### CONSIGNE A
Répondez aux questions suivantes à partir du texte sur Pâques.
(i) De quel mot hébreu vient le mot « Pâques », et que signifie-t-il ?
(ii) Selon Louis Tordo, qui a découvert la grotte Cosquer ?
(iii) Dans les temps anciens, que faisait-on des catéchumènes le jour de Pâques ?
### CONSIGNE B
Reprenez le texte sur Pâques à la suite de sa dernière phrase et poursuivez-le dans le même style.

### EXTRAIT CHOISI
----
La lettre de l'académie Marémontane

L'éminent Marémontan Louis Tordo nous transmet un remarquable court essai de son ami Max Escalon de Fonton à propos de Pâques. Sachant l'intérêt des Tourrettans pour tout ce qui touche à la religion, il me paraît important de le publier en souhaitant à cet article le même succès que les autres études du grand savant philosophe déjà publiées ici.

Remarques du Marémontan Louis Tordo au vu de cet article (01-04-13):
J'ai relu l'excellent article sur Pâques de MEF, Max Escalon de Fonton "...grand savant philosophe..."
Si je peux me permettre de faire une petite remarque, voici ce que pense monsieur Escalon des philosophes: <<les philosophes sont des personnes qui expliquent avec une grande précision ce qu'ils n'ont rien compris de la science...>>
Voici les titres qu'il dit de lui même: docteur ès sciences, directeur de recherche honoraire du CNRS, ancien directeur régional des antiquités préhistoriques.
Mais je rajoute: que c'est un très grand savant, un homme très cultivé en tout, surtout en métaphysique et musique. C'est le professeur et maître du professeur Henry de Lumley, de Gérard Onoratini, de Jean Courtin (qui a découvert la grotte Cosquer), et de moi même.

Louis TORDO

PÂQUES

         Le mot lui-même vient de l'hébreu : « Pesakh » qui signifie « passage ». C'était le nom d'une très importante fête pour ces tribus qui commémoraient leur sortie d’Égypte. Cette fête, célébrée depuis Moïse qui l'institua, avait lieu le soir du quatorzième jour du premier mois du printemps. À cette occasion on immolait un agneau. (calendrier lunaire).
         Les chrétiens orientaux, les paléochrétiens, ont conservé le vocable, mais avec un tout autre sens : les chrétiens commémorent « à Pâques » la résurrection de Jésus Christ. Ce jour-là, en ces temps anciens, on baptisait les catéchumènes.
         Dans les deux cas, la période est sensiblement la même : l'équinoxe de printemps ; mais on ne célèbre pas la même chose.
----
Extraits d'un jeu d'annotations de mise en page

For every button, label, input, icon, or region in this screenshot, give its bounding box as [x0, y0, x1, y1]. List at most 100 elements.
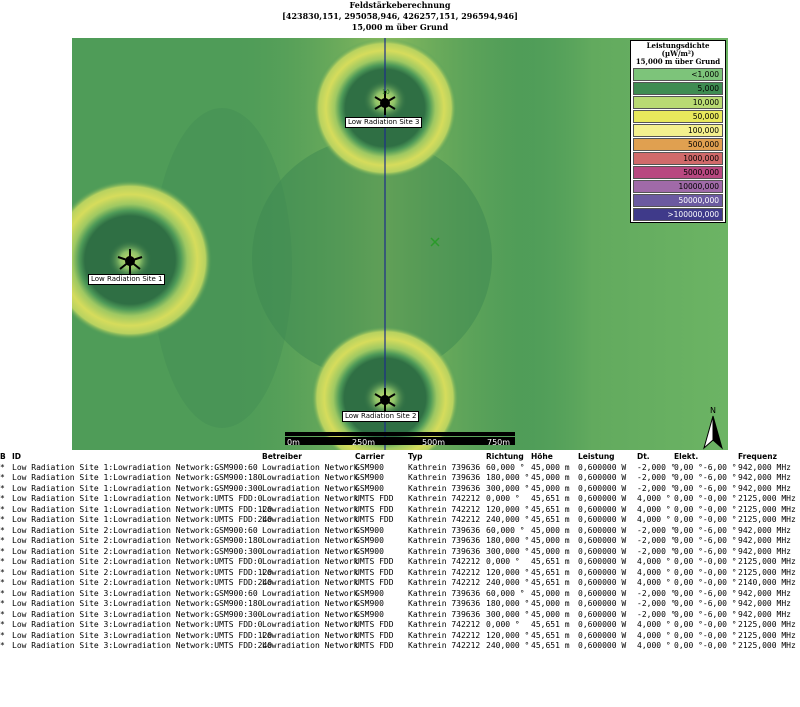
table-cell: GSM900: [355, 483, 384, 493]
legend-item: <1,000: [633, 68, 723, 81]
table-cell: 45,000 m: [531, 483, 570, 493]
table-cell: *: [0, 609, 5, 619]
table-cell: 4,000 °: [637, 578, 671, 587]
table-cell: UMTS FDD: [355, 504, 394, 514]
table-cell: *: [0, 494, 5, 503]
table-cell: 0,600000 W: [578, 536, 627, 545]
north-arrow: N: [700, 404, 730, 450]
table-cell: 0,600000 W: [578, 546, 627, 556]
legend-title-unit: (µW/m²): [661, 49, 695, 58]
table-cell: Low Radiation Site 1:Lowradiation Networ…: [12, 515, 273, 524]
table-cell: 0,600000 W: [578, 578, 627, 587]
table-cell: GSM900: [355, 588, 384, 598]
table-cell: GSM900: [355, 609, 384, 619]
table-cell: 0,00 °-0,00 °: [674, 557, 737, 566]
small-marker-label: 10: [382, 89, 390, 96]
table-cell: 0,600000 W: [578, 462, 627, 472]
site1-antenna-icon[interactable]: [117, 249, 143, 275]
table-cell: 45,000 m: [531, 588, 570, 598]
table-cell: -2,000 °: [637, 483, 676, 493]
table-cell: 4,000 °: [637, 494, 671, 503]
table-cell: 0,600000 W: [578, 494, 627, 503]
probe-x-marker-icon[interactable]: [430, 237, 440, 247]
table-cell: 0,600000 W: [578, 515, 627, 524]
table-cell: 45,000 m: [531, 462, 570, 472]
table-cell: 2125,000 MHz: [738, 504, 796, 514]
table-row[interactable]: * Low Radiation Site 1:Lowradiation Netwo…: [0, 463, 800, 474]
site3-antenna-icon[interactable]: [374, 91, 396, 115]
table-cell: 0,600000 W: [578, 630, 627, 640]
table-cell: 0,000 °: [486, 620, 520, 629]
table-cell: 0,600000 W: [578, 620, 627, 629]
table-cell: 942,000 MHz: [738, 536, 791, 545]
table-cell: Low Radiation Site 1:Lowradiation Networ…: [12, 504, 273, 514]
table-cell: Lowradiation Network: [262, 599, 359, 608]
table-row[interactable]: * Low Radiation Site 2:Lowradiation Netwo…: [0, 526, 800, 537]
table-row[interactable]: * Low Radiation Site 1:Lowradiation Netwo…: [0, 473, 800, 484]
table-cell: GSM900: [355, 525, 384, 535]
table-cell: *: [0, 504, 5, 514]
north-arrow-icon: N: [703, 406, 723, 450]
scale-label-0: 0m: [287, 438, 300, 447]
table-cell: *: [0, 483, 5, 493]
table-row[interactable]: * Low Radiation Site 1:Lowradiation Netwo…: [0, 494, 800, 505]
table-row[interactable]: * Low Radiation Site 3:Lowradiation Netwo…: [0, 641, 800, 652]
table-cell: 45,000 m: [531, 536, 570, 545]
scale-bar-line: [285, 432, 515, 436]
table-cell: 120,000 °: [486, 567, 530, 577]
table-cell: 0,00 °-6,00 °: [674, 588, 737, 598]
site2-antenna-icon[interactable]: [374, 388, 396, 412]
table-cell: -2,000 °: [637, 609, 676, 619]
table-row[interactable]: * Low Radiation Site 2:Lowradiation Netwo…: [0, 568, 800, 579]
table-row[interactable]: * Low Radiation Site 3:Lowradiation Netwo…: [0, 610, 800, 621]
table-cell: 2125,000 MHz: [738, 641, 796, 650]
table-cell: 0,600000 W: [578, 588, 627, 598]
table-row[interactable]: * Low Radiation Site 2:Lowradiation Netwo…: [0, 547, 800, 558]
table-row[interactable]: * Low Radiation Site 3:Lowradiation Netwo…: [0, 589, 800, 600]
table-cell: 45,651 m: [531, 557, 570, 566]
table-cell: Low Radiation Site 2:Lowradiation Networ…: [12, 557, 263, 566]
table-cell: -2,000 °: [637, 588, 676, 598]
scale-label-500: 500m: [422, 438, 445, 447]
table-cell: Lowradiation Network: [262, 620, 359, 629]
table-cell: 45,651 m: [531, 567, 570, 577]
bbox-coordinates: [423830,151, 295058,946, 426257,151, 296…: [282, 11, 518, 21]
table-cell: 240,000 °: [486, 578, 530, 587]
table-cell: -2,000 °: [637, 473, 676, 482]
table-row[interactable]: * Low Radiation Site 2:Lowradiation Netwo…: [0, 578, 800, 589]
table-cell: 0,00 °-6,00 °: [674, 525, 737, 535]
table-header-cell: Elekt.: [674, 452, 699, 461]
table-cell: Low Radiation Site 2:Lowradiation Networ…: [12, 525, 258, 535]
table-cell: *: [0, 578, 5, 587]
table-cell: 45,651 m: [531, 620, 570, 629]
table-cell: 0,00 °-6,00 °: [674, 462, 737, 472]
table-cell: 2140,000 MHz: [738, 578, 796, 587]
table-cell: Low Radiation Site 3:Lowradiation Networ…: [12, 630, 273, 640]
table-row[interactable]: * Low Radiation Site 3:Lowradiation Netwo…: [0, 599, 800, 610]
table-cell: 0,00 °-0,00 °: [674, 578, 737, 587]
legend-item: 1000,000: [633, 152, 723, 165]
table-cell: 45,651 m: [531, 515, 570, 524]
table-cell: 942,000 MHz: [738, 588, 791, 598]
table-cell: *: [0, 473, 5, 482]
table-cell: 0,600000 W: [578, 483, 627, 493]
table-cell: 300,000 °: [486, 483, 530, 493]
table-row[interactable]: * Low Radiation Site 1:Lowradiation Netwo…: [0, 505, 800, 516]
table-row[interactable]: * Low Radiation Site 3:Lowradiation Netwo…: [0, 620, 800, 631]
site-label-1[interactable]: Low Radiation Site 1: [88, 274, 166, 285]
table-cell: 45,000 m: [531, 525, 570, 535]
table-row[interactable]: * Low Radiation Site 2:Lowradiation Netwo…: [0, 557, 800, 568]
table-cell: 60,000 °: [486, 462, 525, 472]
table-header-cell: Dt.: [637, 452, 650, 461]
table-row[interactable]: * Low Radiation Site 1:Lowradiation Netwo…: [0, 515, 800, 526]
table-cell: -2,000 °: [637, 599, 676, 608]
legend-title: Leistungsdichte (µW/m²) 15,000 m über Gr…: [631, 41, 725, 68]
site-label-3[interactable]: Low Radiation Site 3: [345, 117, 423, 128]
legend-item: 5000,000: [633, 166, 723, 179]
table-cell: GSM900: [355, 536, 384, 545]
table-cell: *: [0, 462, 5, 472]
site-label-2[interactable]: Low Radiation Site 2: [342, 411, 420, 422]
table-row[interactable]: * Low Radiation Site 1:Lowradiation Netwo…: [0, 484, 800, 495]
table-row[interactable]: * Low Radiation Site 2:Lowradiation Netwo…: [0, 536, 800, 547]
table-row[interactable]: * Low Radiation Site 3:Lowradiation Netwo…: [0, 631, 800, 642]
----
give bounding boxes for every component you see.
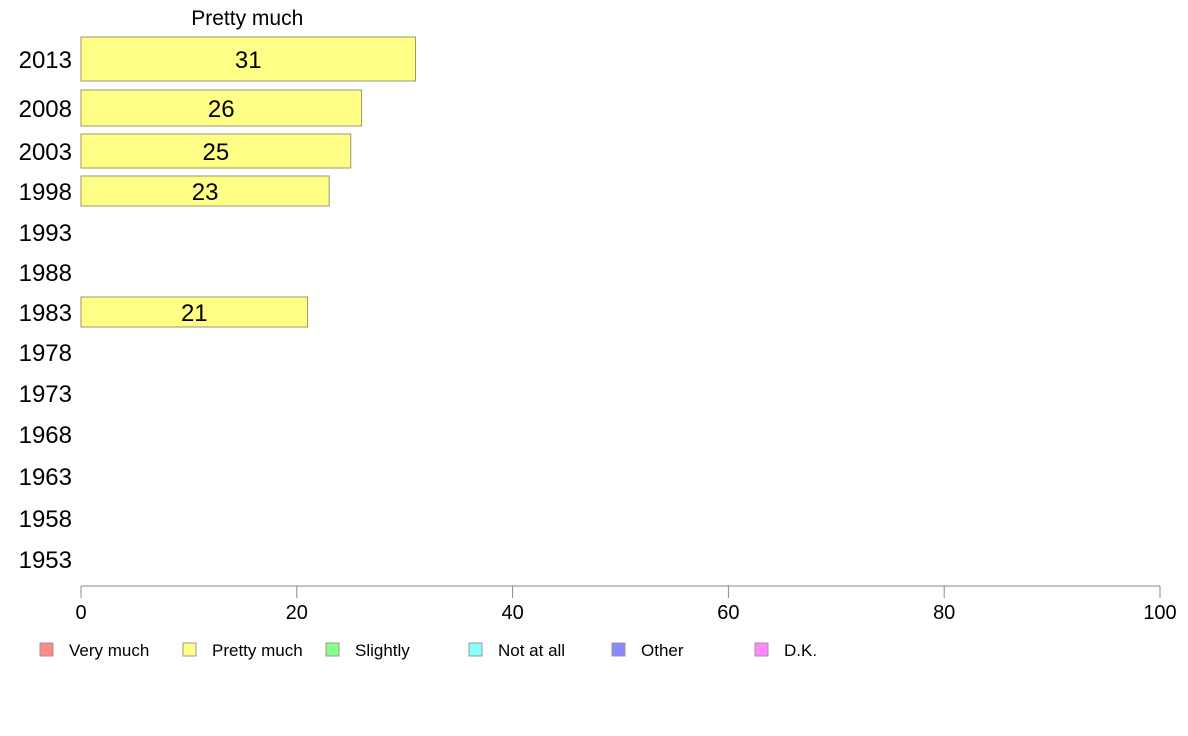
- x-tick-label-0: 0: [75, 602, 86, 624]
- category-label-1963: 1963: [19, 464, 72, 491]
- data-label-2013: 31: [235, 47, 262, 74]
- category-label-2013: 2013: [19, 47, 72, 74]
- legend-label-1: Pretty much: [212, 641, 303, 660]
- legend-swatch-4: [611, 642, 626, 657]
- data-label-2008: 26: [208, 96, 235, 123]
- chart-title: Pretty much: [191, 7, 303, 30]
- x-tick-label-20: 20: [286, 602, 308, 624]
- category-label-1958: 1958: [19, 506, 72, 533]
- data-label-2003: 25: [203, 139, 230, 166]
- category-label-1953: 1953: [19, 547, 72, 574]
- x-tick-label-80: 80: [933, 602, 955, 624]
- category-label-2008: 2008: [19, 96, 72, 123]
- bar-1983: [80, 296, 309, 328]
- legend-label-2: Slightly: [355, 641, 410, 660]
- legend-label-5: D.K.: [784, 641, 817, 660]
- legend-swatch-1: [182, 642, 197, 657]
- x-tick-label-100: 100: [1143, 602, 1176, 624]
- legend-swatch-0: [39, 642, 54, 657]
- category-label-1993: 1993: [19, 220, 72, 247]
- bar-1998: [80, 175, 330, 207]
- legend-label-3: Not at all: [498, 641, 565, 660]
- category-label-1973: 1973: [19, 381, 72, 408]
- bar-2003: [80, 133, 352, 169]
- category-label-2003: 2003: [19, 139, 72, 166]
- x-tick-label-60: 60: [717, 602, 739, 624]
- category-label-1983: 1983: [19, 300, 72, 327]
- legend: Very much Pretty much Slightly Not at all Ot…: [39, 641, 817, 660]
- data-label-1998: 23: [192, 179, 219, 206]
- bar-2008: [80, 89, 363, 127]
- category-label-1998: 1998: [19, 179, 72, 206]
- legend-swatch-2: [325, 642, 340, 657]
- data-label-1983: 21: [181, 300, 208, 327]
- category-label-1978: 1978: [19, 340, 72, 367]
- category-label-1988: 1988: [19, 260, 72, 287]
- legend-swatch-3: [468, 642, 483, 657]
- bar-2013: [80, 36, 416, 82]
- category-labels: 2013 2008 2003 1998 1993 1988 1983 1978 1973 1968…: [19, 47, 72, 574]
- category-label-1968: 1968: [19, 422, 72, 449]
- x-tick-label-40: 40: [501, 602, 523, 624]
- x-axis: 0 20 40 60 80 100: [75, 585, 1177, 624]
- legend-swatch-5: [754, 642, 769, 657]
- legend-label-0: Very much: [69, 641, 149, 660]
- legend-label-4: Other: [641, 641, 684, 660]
----
### RÉPONSE A
(i) Il vient de « Pesakh », qui signifie « passage ».
(ii) Jean Courtin.
(iii) On les baptisait.

### RÉPONSE B
         En Europe, les grandes fêtes étaient, traditionnellement, solaires. C'est, en effet, le calendrier solaire qui, chez les Germains, les Celtes, les Romains, servait à définir les saisons. Le printemps, renouveau (résurrection) du soleil était marqué par des rites solaires où le symbolisme du Feu*, sous différentes formes, était largement manifesté. Au niveau de la troisième caste, celle des agriculteurs et des éleveurs, c'est dans la période d'équinoxe de printemps que s'effectuaient les rites de protection des champs et des troupeaux. On célébrait ainsi la renaissance cyclique des saisons et de la nature ; et chaque printemps apparaissait comme une re-naissance préfigurant une résurrection.
         Dans ce nouveau monde qui est le monde chrétien historique, la liturgie s'est formée petit à petit durant les neuf ou dix premiers siècles. Cette liturgie avait pour but de faire revivre aux fidèles toute la vie du Christ, dans ses différentes phases, au cours de l'année. Ce ne fut pas chose aisée, car, par commodité évidente, il fallait faire coïncider ces phases, ces grandes fêtes religieuses, avec le rythme naturel des saisons qui règle la vie quotidienne.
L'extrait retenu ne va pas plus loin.